Data records:
## Start
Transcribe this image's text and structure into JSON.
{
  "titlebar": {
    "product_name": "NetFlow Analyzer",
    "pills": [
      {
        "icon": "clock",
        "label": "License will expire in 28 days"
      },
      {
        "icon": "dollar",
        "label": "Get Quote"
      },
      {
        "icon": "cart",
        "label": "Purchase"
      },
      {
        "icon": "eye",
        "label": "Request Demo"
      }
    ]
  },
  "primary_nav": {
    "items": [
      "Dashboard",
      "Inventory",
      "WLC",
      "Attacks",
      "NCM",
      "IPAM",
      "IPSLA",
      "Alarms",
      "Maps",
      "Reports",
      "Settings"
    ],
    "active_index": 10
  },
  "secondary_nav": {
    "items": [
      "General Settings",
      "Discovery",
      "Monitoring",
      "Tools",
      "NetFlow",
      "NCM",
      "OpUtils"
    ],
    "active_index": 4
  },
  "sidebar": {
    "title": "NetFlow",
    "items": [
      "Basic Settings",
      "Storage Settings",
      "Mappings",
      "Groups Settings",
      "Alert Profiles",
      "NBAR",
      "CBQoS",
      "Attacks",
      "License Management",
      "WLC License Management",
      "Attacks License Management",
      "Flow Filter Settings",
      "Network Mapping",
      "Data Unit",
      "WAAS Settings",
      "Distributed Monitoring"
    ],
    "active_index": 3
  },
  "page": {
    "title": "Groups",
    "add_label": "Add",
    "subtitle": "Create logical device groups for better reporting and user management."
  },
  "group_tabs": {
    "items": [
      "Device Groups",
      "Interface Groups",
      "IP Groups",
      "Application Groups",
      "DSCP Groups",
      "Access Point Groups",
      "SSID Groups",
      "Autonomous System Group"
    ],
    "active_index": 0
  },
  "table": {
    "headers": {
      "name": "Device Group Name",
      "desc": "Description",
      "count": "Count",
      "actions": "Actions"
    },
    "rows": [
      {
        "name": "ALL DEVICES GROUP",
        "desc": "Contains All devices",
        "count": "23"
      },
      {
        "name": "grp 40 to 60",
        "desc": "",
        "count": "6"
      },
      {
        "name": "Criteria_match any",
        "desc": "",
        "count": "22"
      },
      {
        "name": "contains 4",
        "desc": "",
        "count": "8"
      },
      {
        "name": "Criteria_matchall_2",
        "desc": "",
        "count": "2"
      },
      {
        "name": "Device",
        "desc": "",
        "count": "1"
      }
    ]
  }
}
## End
INSTRUCTIONS FOR THE TASK:
Extract the whole listing, character for character.

THE COMPLETED TASK:
Transcribe this image's text and structure into JSON.
{
  "titlebar": {
    "product_name": "NetFlow Analyzer",
    "pills": [
      {
        "icon": "clock",
        "label": "License will expire in 28 days"
      },
      {
        "icon": "dollar",
        "label": "Get Quote"
      },
      {
        "icon": "cart",
        "label": "Purchase"
      },
      {
        "icon": "eye",
        "label": "Request Demo"
      }
    ]
  },
  "primary_nav": {
    "items": [
      "Dashboard",
      "Inventory",
      "WLC",
      "Attacks",
      "NCM",
      "IPAM",
      "IPSLA",
      "Alarms",
      "Maps",
      "Reports",
      "Settings"
    ],
    "active_index": 10
  },
  "secondary_nav": {
    "items": [
      "General Settings",
      "Discovery",
      "Monitoring",
      "Tools",
      "NetFlow",
      "NCM",
      "OpUtils"
    ],
    "active_index": 4
  },
  "sidebar": {
    "title": "NetFlow",
    "items": [
      "Basic Settings",
      "Storage Settings",
      "Mappings",
      "Groups Settings",
      "Alert Profiles",
      "NBAR",
      "CBQoS",
      "Attacks",
      "License Management",
      "WLC License Management",
      "Attacks License Management",
      "Flow Filter Settings",
      "Network Mapping",
      "Data Unit",
      "WAAS Settings",
      "Distributed Monitoring"
    ],
    "active_index": 3
  },
  "page": {
    "title": "Groups",
    "add_label": "Add",
    "subtitle": "Create logical device groups for better reporting and user management."
  },
  "group_tabs": {
    "items": [
      "Device Groups",
      "Interface Groups",
      "IP Groups",
      "Application Groups",
      "DSCP Groups",
      "Access Point Groups",
      "SSID Groups",
      "Autonomous System Group"
    ],
    "active_index": 0
  },
  "table": {
    "headers": {
      "name": "Device Group Name",
      "desc": "Description",
      "count": "Count",
      "actions": "Actions"
    },
    "rows": [
      {
        "name": "ALL DEVICES GROUP",
        "desc": "Contains All devices",
        "count": "23"
      },
      {
        "name": "grp 40 to 60",
        "desc": "",
        "count": "6"
      },
      {
        "name": "Criteria_match any",
        "desc": "",
        "count": "22"
      },
      {
        "name": "contains 4",
        "desc": "",
        "count": "8"
      },
      {
        "name": "Criteria_matchall_2",
        "desc": "",
        "count": "2"
      },
      {
        "name": "Device",
        "desc": "",
        "count": "1"
      }
    ]
  }
}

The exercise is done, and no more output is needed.